# Work to do
Continue the forum thread below about the Wonderwood stove and its chimney from the point where it stops.

# Text segment
───

# Wonderwood questions. Never thought I would be here



## adschreifels (Nov 21, 2018)

Hi everyone, my name is Alex and I purchased a home two years ago, and it came with a wonderwood stove. The chimney is roughly 15 feet, straight up from the stove, with a 90 degree bend at the stove back. It is a 6 in single wall pipe in 3 sections. The previous owner said they used the stove to heat because the electric here costs too dang much. Well I didn’t trust the stove because I never had one as a kid, no one had one in the extended family either. I have always wanted one tho. Last weekend I tested it out to see if it was in decent shape, I unhooked it brought it outside to see if it leaked anywhere. She ran great, heated up my bbq put quite nicely. I wanted to replace the stove piping anyway because it is old and seems brittle. 

Here starts my questions. I will be using this wonderwood for this season(we can’t afford 500 a month to heat this season again). Is there anything I NEED to know before I use it?

What is the Max temp I should bring it to?
Do I need a damper in the flue above the stove and if so what height do I need it at?
How do I figure out what chimney I have? (If that makes sense)
Once I figure out this chimney set up and it works proplerly I am eyeballing either a Englander 13nc or a 30, will this current set up work with those stoves?

Any info will be appreciated I have a 2 year old and the safety issue is all I’m thinking about.


Sent from my iPhone using Tapatalk


----------



## brenndatomu (Nov 21, 2018)

Max temp...700, 800* MAX!
Damper in pipe, yes, for sure.
Need pics of chimney...


----------



## adschreifels (Nov 21, 2018)

Do you need pics of the part of the chimney in the attic? Or the roof?


Sent from my iPhone using Tapatalk


----------



## brenndatomu (Nov 21, 2018)

Either way I would guess...you said you needed help to ID what type it is, right?
Is it metal or masonry?


----------



## adschreifels (Nov 21, 2018)

Metal definitely. I’ll grab some pictures tomorrow in the am, I understand this question has more than likely been asked a bunch but I still thank you all for the help.


Sent from my iPhone using Tapatalk


----------



## redktmrider (Nov 21, 2018)

───

# Dataset excerpt
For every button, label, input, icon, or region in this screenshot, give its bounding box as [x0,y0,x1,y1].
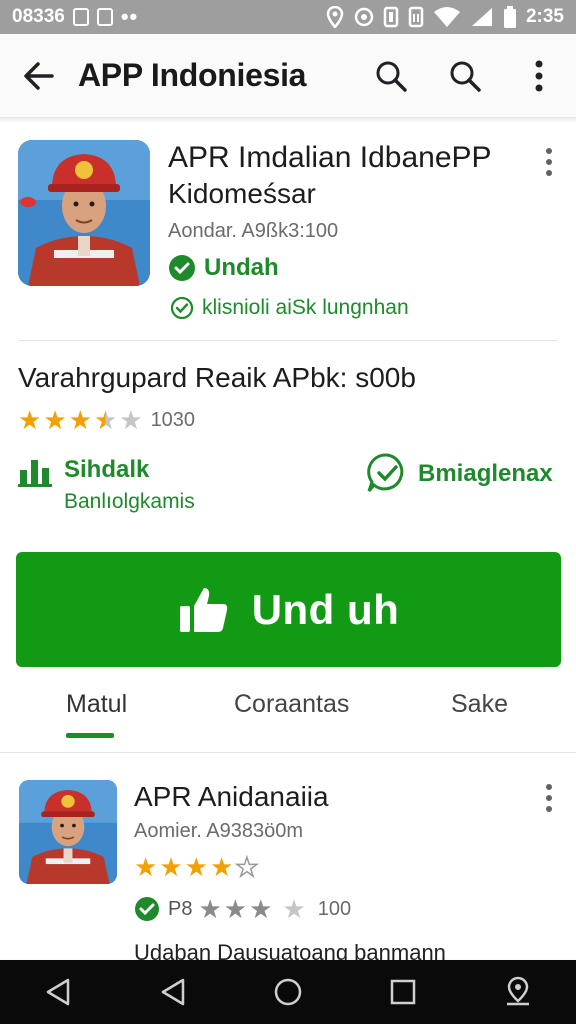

───

# Answer to the problem
adschreifels said:


> Any info will be appreciated I have a 2 year old and the safety issue is all I’m thinking about



Do you have seasoned firewood?  Burning wet wood is the one mistake new wood burners make most often. Wet wood doesn't put out much heat and leads to rapid creosote buildup in the chimney system. Seasoned firewood has a moisture content of around 20% when measured at room temperature of the face of a fresh split piece of wood. If you do not  have seasoned firewood, begin looking for bio bricks or some other processed wood product for this season and buy wood now to start seasoning it for next year.


----------



## adschreifels (Nov 21, 2018)

I have a substantial amount of wood, well for a city boy who moved to the middle of nowhere. I am also going to buy a few cords. I have had some split and stacked for a little over a year now. Also once I purchase a wood moisture tester thing (sorry I’m new) I’ll make sure I use it right. Safety is my main concern because it’s just me my wife and my two year old, I’ll spend the money to make sure I’m not lighting a bomb in my house. 


Sent from my iPhone using Tapatalk


----------



## adschreifels (Nov 22, 2018)

This is what I could get, chimney looks good in my novice opinion. I’m getting a brush and stuff to clean it tomorrow and I’ll be putting new pipe to the ceiling. I was just going to use single wall pipe unless you guys think I should use double. Where should I put my thermometer on the stove? Or should I just have it in the flue pipe?


----------



## brenndatomu (Nov 22, 2018)

Looks like class A pipe. Good.
Single wall should be fine as long as you have 18" (iirc) clearance to combustibles. Doublewall might allow a lil better draft, and stay a little cleaner, but that stove should waste enough heat up the stack to not really need it.
I'd put a mag type thermometer on the stove top and a probe type in the pipe a foot or two above the stove, but below the damper...but that's me, you could do one or the other.


----------



## mellow (Nov 29, 2018)

My 2cents if you are really after a safe install, have a certified sweep come and check it out before using it for the first time.  

https://web.csia.org/search
https://www.nficertified.org/public/


----------



## adschreifels (Dec 12, 2018)

Ok so I had a buddies dad come and inspect my chimney for free he was a certified inspector in the past. He said it was good, I purchased some wood and replaced the pipe to the chimney in the ceiling. Got the stove to around 500 and burned cured the new pipe, which smoked out my house and set fire alarms off. I have been going up into the attic to check on the ceiling and watching my chimney outside and everything looks good. No smoke from the chimney just the wavy heated air. Is it normal for me to be more anxious than when on a deployment? Haha


Sent from my iPhone using Tapatalk


----------



## adschreifels (Dec 12, 2018)

House is toasty tho, I’m not sure how to keep the temps at 400-500, it eats wood far too fast. I know I can’t heat over night with it. So I don’t know how to properly load this thing, it’s obviously a side loader. If I stack a few logs in it to get it to the top of the firebrick it SHOOTS to 600 and higher, even if I crank down the air. And how am I supposed to use the damper? I have had it halfway closed this entire time, except when loading of course.


Sent from my iPhone using Tapatalk


----------



## brenndatomu (Dec 12, 2018)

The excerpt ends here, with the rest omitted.